TASK TO CARRY OUT
The entries below are to be written out again without alteration.

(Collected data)
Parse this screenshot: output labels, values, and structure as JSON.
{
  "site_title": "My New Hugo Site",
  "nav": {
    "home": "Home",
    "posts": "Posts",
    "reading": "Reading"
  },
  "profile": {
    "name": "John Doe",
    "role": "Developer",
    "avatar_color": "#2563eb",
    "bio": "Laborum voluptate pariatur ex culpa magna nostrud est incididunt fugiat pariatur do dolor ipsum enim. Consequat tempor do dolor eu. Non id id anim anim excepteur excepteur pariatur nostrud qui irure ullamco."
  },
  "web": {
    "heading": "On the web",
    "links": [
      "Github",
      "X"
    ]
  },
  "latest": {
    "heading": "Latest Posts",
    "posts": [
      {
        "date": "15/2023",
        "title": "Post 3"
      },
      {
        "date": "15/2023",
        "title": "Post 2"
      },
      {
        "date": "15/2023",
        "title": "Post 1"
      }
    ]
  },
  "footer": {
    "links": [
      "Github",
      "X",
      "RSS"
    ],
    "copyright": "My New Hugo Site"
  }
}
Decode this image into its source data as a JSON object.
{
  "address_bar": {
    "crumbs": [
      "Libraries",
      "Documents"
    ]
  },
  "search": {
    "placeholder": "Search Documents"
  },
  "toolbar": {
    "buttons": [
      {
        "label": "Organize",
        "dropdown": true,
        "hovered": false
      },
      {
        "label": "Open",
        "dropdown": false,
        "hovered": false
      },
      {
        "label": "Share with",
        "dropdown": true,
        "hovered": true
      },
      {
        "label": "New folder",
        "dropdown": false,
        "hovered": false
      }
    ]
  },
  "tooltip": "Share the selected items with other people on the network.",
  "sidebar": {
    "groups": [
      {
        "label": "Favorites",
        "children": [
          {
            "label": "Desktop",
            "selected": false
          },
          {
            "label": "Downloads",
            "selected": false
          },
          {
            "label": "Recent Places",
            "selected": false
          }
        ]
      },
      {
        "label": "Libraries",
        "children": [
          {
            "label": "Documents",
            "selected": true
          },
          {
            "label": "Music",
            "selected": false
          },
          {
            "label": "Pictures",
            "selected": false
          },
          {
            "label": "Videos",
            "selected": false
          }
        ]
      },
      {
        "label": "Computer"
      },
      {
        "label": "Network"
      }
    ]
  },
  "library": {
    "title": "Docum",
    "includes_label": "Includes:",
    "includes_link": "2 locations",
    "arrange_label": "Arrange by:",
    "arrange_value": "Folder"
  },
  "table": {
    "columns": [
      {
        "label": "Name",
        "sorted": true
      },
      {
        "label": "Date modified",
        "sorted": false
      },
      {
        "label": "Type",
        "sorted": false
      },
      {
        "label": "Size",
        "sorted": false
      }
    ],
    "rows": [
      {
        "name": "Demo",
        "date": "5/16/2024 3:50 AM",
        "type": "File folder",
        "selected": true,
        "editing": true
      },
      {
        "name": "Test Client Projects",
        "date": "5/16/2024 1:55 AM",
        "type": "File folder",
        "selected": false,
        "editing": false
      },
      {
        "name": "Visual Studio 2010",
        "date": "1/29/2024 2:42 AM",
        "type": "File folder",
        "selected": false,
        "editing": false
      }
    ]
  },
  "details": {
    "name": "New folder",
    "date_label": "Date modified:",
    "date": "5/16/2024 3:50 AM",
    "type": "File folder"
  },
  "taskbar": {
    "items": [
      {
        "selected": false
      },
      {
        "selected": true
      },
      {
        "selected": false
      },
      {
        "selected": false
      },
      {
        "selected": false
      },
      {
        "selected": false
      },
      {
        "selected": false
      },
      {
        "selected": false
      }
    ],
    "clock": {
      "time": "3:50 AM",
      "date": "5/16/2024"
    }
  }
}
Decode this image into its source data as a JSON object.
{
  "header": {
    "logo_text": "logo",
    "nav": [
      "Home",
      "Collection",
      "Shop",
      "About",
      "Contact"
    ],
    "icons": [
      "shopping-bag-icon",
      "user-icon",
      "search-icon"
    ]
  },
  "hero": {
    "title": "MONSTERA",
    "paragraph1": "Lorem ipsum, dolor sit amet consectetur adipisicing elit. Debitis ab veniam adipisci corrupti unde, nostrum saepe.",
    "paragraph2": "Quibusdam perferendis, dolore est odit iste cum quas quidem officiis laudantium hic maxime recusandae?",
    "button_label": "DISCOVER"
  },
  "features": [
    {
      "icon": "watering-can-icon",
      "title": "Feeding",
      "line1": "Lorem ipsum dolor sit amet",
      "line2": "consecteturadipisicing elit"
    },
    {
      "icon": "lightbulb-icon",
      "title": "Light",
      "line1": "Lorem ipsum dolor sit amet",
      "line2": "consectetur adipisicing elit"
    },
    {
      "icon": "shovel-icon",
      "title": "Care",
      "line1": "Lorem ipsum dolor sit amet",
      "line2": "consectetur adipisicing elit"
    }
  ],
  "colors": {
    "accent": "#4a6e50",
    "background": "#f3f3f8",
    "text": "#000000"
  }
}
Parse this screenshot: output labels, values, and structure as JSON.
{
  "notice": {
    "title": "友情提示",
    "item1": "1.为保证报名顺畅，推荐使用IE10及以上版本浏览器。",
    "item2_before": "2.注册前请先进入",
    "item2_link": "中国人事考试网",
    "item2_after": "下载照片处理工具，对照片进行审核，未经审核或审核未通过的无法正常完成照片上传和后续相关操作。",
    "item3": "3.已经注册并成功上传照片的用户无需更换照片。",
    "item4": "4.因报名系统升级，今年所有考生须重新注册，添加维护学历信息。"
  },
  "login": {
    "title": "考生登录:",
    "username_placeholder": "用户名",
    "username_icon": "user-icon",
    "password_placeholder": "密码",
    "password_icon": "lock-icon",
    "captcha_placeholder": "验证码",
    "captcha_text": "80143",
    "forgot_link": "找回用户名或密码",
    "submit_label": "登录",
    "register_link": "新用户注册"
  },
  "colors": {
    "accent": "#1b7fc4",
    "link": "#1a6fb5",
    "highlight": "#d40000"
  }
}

REPLY
Parse this screenshot: output labels, values, and structure as JSON.
{
  "site_title": "My New Hugo Site",
  "nav": {
    "home": "Home",
    "posts": "Posts",
    "reading": "Reading"
  },
  "profile": {
    "name": "John Doe",
    "role": "Developer",
    "avatar_color": "#2563eb",
    "bio": "Laborum voluptate pariatur ex culpa magna nostrud est incididunt fugiat pariatur do dolor ipsum enim. Consequat tempor do dolor eu. Non id id anim anim excepteur excepteur pariatur nostrud qui irure ullamco."
  },
  "web": {
    "heading": "On the web",
    "links": [
      "Github",
      "X"
    ]
  },
  "latest": {
    "heading": "Latest Posts",
    "posts": [
      {
        "date": "15/2023",
        "title": "Post 3"
      },
      {
        "date": "15/2023",
        "title": "Post 2"
      },
      {
        "date": "15/2023",
        "title": "Post 1"
      }
    ]
  },
  "footer": {
    "links": [
      "Github",
      "X",
      "RSS"
    ],
    "copyright": "My New Hugo Site"
  }
}
Decode this image into its source data as a JSON object.
{
  "address_bar": {
    "crumbs": [
      "Libraries",
      "Documents"
    ]
  },
  "search": {
    "placeholder": "Search Documents"
  },
  "toolbar": {
    "buttons": [
      {
        "label": "Organize",
        "dropdown": true,
        "hovered": false
      },
      {
        "label": "Open",
        "dropdown": false,
        "hovered": false
      },
      {
        "label": "Share with",
        "dropdown": true,
        "hovered": true
      },
      {
        "label": "New folder",
        "dropdown": false,
        "hovered": false
      }
    ]
  },
  "tooltip": "Share the selected items with other people on the network.",
  "sidebar": {
    "groups": [
      {
        "label": "Favorites",
        "children": [
          {
            "label": "Desktop",
            "selected": false
          },
          {
            "label": "Downloads",
            "selected": false
          },
          {
            "label": "Recent Places",
            "selected": false
          }
        ]
      },
      {
        "label": "Libraries",
        "children": [
          {
            "label": "Documents",
            "selected": true
          },
          {
            "label": "Music",
            "selected": false
          },
          {
            "label": "Pictures",
            "selected": false
          },
          {
            "label": "Videos",
            "selected": false
          }
        ]
      },
      {
        "label": "Computer"
      },
      {
        "label": "Network"
      }
    ]
  },
  "library": {
    "title": "Docum",
    "includes_label": "Includes:",
    "includes_link": "2 locations",
    "arrange_label": "Arrange by:",
    "arrange_value": "Folder"
  },
  "table": {
    "columns": [
      {
        "label": "Name",
        "sorted": true
      },
      {
        "label": "Date modified",
        "sorted": false
      },
      {
        "label": "Type",
        "sorted": false
      },
      {
        "label": "Size",
        "sorted": false
      }
    ],
    "rows": [
      {
        "name": "Demo",
        "date": "5/16/2024 3:50 AM",
        "type": "File folder",
        "selected": true,
        "editing": true
      },
      {
        "name": "Test Client Projects",
        "date": "5/16/2024 1:55 AM",
        "type": "File folder",
        "selected": false,
        "editing": false
      },
      {
        "name": "Visual Studio 2010",
        "date": "1/29/2024 2:42 AM",
        "type": "File folder",
        "selected": false,
        "editing": false
      }
    ]
  },
  "details": {
    "name": "New folder",
    "date_label": "Date modified:",
    "date": "5/16/2024 3:50 AM",
    "type": "File folder"
  },
  "taskbar": {
    "items": [
      {
        "selected": false
      },
      {
        "selected": true
      },
      {
        "selected": false
      },
      {
        "selected": false
      },
      {
        "selected": false
      },
      {
        "selected": false
      },
      {
        "selected": false
      },
      {
        "selected": false
      }
    ],
    "clock": {
      "time": "3:50 AM",
      "date": "5/16/2024"
    }
  }
}
Decode this image into its source data as a JSON object.
{
  "header": {
    "logo_text": "logo",
    "nav": [
      "Home",
      "Collection",
      "Shop",
      "About",
      "Contact"
    ],
    "icons": [
      "shopping-bag-icon",
      "user-icon",
      "search-icon"
    ]
  },
  "hero": {
    "title": "MONSTERA",
    "paragraph1": "Lorem ipsum, dolor sit amet consectetur adipisicing elit. Debitis ab veniam adipisci corrupti unde, nostrum saepe.",
    "paragraph2": "Quibusdam perferendis, dolore est odit iste cum quas quidem officiis laudantium hic maxime recusandae?",
    "button_label": "DISCOVER"
  },
  "features": [
    {
      "icon": "watering-can-icon",
      "title": "Feeding",
      "line1": "Lorem ipsum dolor sit amet",
      "line2": "consecteturadipisicing elit"
    },
    {
      "icon": "lightbulb-icon",
      "title": "Light",
      "line1": "Lorem ipsum dolor sit amet",
      "line2": "consectetur adipisicing elit"
    },
    {
      "icon": "shovel-icon",
      "title": "Care",
      "line1": "Lorem ipsum dolor sit amet",
      "line2": "consectetur adipisicing elit"
    }
  ],
  "colors": {
    "accent": "#4a6e50",
    "background": "#f3f3f8",
    "text": "#000000"
  }
}
Parse this screenshot: output labels, values, and structure as JSON.
{
  "notice": {
    "title": "友情提示",
    "item1": "1.为保证报名顺畅，推荐使用IE10及以上版本浏览器。",
    "item2_before": "2.注册前请先进入",
    "item2_link": "中国人事考试网",
    "item2_after": "下载照片处理工具，对照片进行审核，未经审核或审核未通过的无法正常完成照片上传和后续相关操作。",
    "item3": "3.已经注册并成功上传照片的用户无需更换照片。",
    "item4": "4.因报名系统升级，今年所有考生须重新注册，添加维护学历信息。"
  },
  "login": {
    "title": "考生登录:",
    "username_placeholder": "用户名",
    "username_icon": "user-icon",
    "password_placeholder": "密码",
    "password_icon": "lock-icon",
    "captcha_placeholder": "验证码",
    "captcha_text": "80143",
    "forgot_link": "找回用户名或密码",
    "submit_label": "登录",
    "register_link": "新用户注册"
  },
  "colors": {
    "accent": "#1b7fc4",
    "link": "#1a6fb5",
    "highlight": "#d40000"
  }
}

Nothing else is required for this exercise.